### Entries provided
<<<<

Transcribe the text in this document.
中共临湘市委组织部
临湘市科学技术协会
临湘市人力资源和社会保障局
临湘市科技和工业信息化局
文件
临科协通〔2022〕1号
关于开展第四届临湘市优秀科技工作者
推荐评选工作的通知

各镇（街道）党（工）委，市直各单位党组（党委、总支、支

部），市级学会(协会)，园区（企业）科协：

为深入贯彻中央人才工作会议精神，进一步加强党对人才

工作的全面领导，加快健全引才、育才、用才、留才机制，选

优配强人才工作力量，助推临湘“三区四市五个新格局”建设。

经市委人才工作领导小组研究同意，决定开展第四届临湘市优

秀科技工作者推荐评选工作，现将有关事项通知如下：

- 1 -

>>>>

### The problem
Return each entry from above without altering a single character.

### In response
Transcribe the text in this document.
中共临湘市委组织部
临湘市科学技术协会
临湘市人力资源和社会保障局
临湘市科技和工业信息化局
文件
临科协通〔2022〕1号
关于开展第四届临湘市优秀科技工作者
推荐评选工作的通知

各镇（街道）党（工）委，市直各单位党组（党委、总支、支

部），市级学会(协会)，园区（企业）科协：

为深入贯彻中央人才工作会议精神，进一步加强党对人才

工作的全面领导，加快健全引才、育才、用才、留才机制，选

优配强人才工作力量，助推临湘“三区四市五个新格局”建设。

经市委人才工作领导小组研究同意，决定开展第四届临湘市优

秀科技工作者推荐评选工作，现将有关事项通知如下：

- 1 -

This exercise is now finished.